## begin Dataset
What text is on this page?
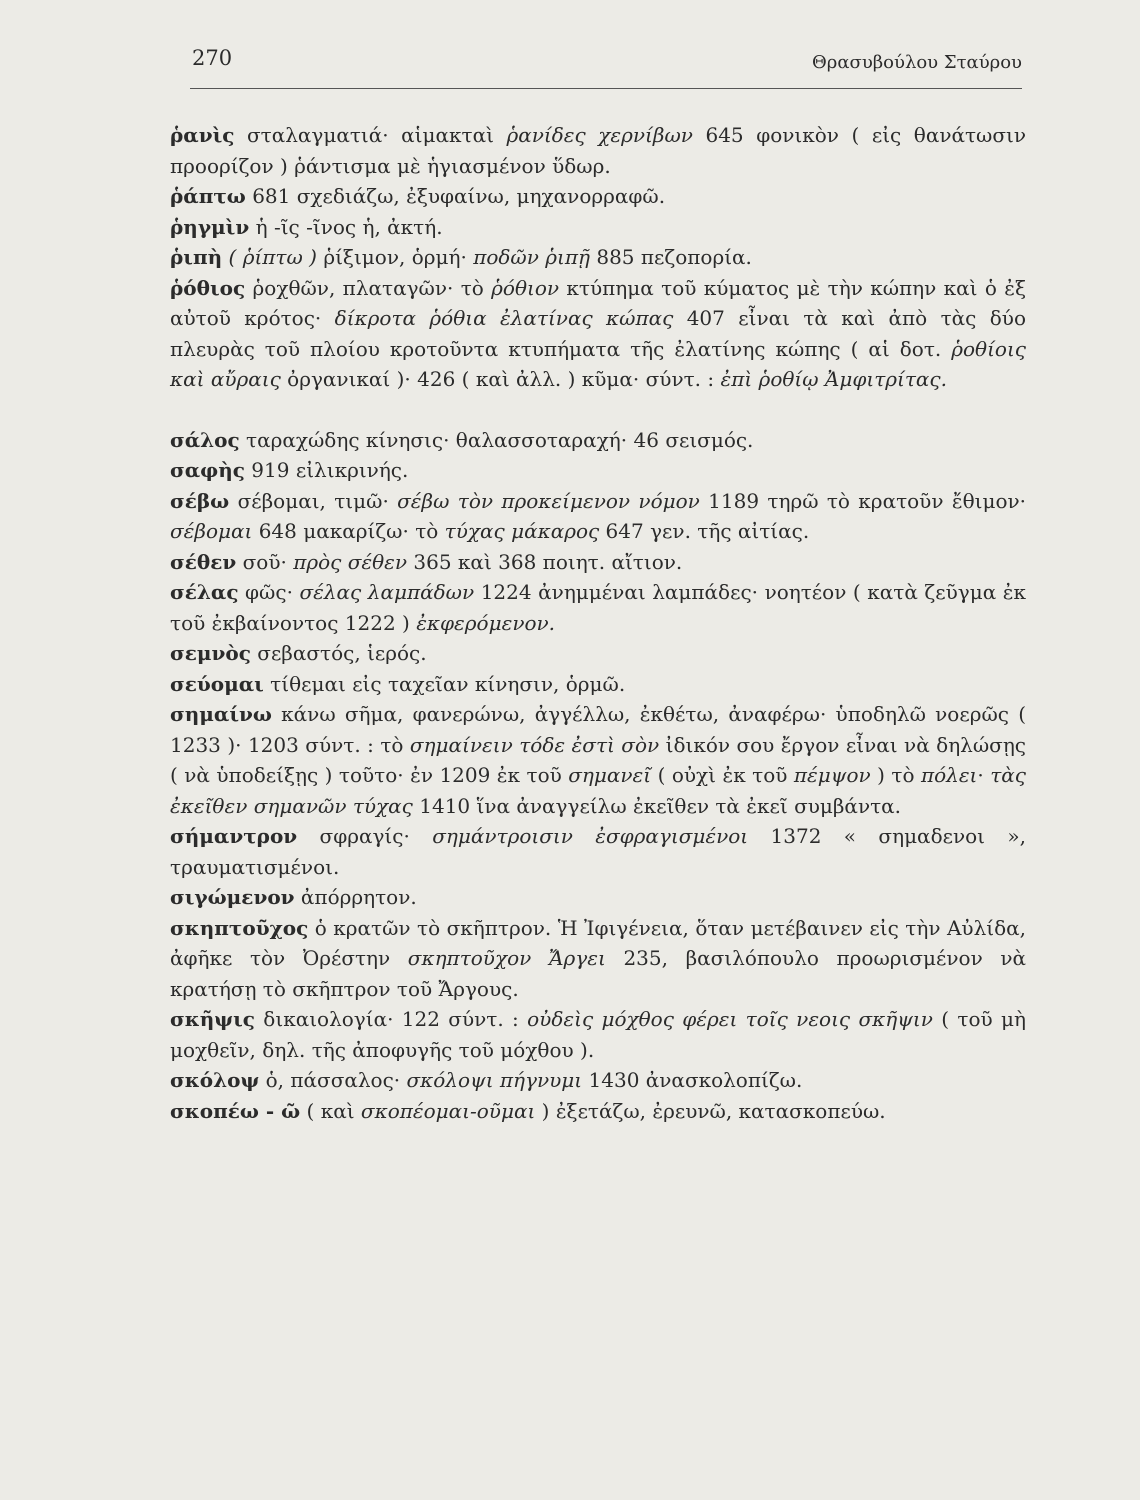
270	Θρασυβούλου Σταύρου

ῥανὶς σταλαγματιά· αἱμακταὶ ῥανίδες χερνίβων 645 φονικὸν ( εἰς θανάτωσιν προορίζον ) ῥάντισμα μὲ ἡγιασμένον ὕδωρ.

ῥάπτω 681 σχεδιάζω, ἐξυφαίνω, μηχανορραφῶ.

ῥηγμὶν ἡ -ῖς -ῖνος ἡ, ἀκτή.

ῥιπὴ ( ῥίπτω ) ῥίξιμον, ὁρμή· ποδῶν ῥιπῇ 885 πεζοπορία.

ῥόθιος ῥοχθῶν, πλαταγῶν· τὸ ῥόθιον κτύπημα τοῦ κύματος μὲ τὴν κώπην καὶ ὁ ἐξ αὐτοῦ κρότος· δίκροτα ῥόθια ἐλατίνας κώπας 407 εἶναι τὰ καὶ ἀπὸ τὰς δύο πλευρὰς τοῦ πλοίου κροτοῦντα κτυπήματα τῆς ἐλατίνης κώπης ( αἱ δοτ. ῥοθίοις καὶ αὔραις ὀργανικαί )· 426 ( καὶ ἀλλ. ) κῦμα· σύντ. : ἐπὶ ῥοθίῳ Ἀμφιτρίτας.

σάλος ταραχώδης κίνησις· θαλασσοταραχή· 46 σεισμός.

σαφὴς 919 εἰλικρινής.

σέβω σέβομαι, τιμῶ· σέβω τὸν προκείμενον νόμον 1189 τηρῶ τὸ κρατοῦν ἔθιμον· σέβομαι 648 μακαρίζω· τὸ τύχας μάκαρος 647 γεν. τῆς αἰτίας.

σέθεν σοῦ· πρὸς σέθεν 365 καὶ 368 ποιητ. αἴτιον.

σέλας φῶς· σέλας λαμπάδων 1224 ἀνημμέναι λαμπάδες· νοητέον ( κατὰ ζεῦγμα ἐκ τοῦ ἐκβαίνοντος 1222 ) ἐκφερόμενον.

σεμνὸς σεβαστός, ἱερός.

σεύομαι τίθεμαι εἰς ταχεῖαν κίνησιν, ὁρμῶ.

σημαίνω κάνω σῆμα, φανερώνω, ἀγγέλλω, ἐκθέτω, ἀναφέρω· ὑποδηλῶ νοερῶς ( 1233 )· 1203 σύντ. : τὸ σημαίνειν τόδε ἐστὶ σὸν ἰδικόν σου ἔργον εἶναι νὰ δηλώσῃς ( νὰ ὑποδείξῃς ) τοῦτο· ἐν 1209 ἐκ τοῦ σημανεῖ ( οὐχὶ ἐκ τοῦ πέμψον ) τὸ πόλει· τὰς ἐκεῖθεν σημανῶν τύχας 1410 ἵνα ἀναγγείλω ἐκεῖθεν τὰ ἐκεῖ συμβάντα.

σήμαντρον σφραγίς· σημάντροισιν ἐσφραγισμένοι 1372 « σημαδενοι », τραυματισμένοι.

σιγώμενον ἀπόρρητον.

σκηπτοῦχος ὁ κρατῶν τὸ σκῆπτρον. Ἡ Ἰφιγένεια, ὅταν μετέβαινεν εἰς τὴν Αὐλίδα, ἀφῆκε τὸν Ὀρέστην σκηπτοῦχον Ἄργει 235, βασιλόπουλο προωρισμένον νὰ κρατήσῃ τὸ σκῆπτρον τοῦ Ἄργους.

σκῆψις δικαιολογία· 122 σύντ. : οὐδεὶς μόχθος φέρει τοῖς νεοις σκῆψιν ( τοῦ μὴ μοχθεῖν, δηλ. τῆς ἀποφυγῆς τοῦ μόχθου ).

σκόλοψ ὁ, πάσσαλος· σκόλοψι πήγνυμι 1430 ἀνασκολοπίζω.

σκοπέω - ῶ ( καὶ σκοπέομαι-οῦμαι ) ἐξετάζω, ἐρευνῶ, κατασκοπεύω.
## end Dataset
• Description of the task: Each entry above is to be written out again unchanged, apart from the pictures, which are left out.

• Response to the exercise:
What text is on this page?
270	Θρασυβούλου Σταύρου

ῥανὶς σταλαγματιά· αἱμακταὶ ῥανίδες χερνίβων 645 φονικὸν ( εἰς θανάτωσιν προορίζον ) ῥάντισμα μὲ ἡγιασμένον ὕδωρ.

ῥάπτω 681 σχεδιάζω, ἐξυφαίνω, μηχανορραφῶ.

ῥηγμὶν ἡ -ῖς -ῖνος ἡ, ἀκτή.

ῥιπὴ ( ῥίπτω ) ῥίξιμον, ὁρμή· ποδῶν ῥιπῇ 885 πεζοπορία.

ῥόθιος ῥοχθῶν, πλαταγῶν· τὸ ῥόθιον κτύπημα τοῦ κύματος μὲ τὴν κώπην καὶ ὁ ἐξ αὐτοῦ κρότος· δίκροτα ῥόθια ἐλατίνας κώπας 407 εἶναι τὰ καὶ ἀπὸ τὰς δύο πλευρὰς τοῦ πλοίου κροτοῦντα κτυπήματα τῆς ἐλατίνης κώπης ( αἱ δοτ. ῥοθίοις καὶ αὔραις ὀργανικαί )· 426 ( καὶ ἀλλ. ) κῦμα· σύντ. : ἐπὶ ῥοθίῳ Ἀμφιτρίτας.

σάλος ταραχώδης κίνησις· θαλασσοταραχή· 46 σεισμός.

σαφὴς 919 εἰλικρινής.

σέβω σέβομαι, τιμῶ· σέβω τὸν προκείμενον νόμον 1189 τηρῶ τὸ κρατοῦν ἔθιμον· σέβομαι 648 μακαρίζω· τὸ τύχας μάκαρος 647 γεν. τῆς αἰτίας.

σέθεν σοῦ· πρὸς σέθεν 365 καὶ 368 ποιητ. αἴτιον.

σέλας φῶς· σέλας λαμπάδων 1224 ἀνημμέναι λαμπάδες· νοητέον ( κατὰ ζεῦγμα ἐκ τοῦ ἐκβαίνοντος 1222 ) ἐκφερόμενον.

σεμνὸς σεβαστός, ἱερός.

σεύομαι τίθεμαι εἰς ταχεῖαν κίνησιν, ὁρμῶ.

σημαίνω κάνω σῆμα, φανερώνω, ἀγγέλλω, ἐκθέτω, ἀναφέρω· ὑποδηλῶ νοερῶς ( 1233 )· 1203 σύντ. : τὸ σημαίνειν τόδε ἐστὶ σὸν ἰδικόν σου ἔργον εἶναι νὰ δηλώσῃς ( νὰ ὑποδείξῃς ) τοῦτο· ἐν 1209 ἐκ τοῦ σημανεῖ ( οὐχὶ ἐκ τοῦ πέμψον ) τὸ πόλει· τὰς ἐκεῖθεν σημανῶν τύχας 1410 ἵνα ἀναγγείλω ἐκεῖθεν τὰ ἐκεῖ συμβάντα.

σήμαντρον σφραγίς· σημάντροισιν ἐσφραγισμένοι 1372 « σημαδενοι », τραυματισμένοι.

σιγώμενον ἀπόρρητον.

σκηπτοῦχος ὁ κρατῶν τὸ σκῆπτρον. Ἡ Ἰφιγένεια, ὅταν μετέβαινεν εἰς τὴν Αὐλίδα, ἀφῆκε τὸν Ὀρέστην σκηπτοῦχον Ἄργει 235, βασιλόπουλο προωρισμένον νὰ κρατήσῃ τὸ σκῆπτρον τοῦ Ἄργους.

σκῆψις δικαιολογία· 122 σύντ. : οὐδεὶς μόχθος φέρει τοῖς νεοις σκῆψιν ( τοῦ μὴ μοχθεῖν, δηλ. τῆς ἀποφυγῆς τοῦ μόχθου ).

σκόλοψ ὁ, πάσσαλος· σκόλοψι πήγνυμι 1430 ἀνασκολοπίζω.

σκοπέω - ῶ ( καὶ σκοπέομαι-οῦμαι ) ἐξετάζω, ἐρευνῶ, κατασκοπεύω.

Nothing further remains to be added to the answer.